| AIM OF THE TASK |
In the listing below, count each line containing "Горящие" and answer with the count only.

Stored data:
++++++++++
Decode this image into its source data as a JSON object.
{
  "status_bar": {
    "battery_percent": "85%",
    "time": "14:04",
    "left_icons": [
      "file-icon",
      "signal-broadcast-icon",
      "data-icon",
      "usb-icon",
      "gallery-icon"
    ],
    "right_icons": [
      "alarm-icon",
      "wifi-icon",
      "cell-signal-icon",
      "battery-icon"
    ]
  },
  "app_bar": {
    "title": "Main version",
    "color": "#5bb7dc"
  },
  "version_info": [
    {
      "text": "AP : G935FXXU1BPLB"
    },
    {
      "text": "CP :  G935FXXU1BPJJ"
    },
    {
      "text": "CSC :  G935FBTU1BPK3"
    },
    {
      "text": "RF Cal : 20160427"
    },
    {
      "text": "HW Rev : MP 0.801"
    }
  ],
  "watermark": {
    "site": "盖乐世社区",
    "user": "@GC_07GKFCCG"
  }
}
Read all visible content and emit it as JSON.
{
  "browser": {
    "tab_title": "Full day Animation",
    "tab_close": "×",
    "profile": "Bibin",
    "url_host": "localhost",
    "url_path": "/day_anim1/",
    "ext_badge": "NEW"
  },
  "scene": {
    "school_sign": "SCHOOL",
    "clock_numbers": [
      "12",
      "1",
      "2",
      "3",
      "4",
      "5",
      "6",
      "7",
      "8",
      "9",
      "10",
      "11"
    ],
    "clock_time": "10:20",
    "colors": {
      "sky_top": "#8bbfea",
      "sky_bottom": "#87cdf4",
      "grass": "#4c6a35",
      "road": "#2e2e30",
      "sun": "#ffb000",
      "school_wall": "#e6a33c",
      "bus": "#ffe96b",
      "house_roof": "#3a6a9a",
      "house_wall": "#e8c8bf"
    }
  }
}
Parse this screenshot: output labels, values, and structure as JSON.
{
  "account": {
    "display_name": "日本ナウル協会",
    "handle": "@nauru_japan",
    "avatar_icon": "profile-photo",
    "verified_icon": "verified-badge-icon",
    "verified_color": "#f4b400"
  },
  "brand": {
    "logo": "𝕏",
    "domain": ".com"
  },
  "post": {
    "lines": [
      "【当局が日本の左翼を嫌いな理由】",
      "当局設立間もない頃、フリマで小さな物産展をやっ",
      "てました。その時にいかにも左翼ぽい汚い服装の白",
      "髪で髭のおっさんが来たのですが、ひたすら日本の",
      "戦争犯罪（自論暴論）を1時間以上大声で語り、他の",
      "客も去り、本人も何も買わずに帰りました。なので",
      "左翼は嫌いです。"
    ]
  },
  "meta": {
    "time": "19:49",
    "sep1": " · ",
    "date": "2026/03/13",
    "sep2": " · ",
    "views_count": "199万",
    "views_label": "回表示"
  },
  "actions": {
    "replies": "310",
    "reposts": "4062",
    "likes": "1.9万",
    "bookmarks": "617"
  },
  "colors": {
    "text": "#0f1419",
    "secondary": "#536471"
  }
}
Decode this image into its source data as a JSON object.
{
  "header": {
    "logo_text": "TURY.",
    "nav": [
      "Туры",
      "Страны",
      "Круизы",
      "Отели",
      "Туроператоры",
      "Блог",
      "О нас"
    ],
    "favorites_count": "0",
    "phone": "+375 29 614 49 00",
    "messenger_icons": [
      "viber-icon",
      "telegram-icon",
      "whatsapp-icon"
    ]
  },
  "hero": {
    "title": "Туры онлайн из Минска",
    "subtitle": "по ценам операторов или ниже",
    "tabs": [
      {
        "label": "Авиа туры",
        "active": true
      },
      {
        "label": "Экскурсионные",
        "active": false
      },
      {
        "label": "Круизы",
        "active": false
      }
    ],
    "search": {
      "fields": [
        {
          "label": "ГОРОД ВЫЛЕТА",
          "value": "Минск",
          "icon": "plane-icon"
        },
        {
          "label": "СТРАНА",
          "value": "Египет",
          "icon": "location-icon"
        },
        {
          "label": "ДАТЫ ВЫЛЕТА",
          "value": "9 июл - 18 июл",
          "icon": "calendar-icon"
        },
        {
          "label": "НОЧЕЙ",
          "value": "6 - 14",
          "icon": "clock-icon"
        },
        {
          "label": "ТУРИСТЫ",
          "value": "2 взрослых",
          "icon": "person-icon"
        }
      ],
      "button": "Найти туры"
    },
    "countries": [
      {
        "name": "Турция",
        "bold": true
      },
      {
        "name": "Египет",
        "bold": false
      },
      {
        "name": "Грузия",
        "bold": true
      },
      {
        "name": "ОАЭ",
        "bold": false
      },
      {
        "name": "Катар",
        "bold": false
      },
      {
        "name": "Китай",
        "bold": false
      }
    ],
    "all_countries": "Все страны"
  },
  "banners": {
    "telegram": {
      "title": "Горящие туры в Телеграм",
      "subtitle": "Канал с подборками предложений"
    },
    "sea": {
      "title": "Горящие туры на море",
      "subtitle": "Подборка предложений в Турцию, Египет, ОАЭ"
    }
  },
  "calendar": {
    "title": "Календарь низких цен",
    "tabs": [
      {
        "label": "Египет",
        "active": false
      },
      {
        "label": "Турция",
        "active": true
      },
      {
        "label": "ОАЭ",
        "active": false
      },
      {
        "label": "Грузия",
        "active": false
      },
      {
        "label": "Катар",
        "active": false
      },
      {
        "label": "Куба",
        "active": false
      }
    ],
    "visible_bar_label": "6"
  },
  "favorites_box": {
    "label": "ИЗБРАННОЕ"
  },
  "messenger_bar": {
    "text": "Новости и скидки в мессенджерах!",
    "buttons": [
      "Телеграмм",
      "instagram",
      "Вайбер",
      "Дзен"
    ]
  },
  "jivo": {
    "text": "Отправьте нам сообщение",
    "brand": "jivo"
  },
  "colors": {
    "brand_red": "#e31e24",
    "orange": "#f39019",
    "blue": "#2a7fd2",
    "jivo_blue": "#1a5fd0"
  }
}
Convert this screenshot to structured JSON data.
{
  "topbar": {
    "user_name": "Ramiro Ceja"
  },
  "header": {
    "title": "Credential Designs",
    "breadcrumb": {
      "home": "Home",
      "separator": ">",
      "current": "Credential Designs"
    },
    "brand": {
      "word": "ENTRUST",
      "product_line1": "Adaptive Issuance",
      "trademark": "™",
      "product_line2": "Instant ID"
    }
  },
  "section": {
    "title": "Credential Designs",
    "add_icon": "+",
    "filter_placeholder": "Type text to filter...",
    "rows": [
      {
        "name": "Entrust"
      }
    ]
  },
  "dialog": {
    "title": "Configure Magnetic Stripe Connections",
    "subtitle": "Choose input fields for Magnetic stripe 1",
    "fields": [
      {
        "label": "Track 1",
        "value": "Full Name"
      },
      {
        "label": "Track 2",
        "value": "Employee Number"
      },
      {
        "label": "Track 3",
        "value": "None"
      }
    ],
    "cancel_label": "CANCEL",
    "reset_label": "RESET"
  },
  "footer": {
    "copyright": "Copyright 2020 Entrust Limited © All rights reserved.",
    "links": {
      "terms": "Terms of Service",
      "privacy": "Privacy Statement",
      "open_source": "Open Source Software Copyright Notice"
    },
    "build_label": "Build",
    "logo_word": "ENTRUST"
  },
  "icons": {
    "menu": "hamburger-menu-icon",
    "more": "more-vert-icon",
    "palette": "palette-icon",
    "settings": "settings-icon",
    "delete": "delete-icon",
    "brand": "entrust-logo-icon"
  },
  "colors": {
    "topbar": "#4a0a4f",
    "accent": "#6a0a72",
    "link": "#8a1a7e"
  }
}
++++++++++
| EXPECTED ANSWER |
2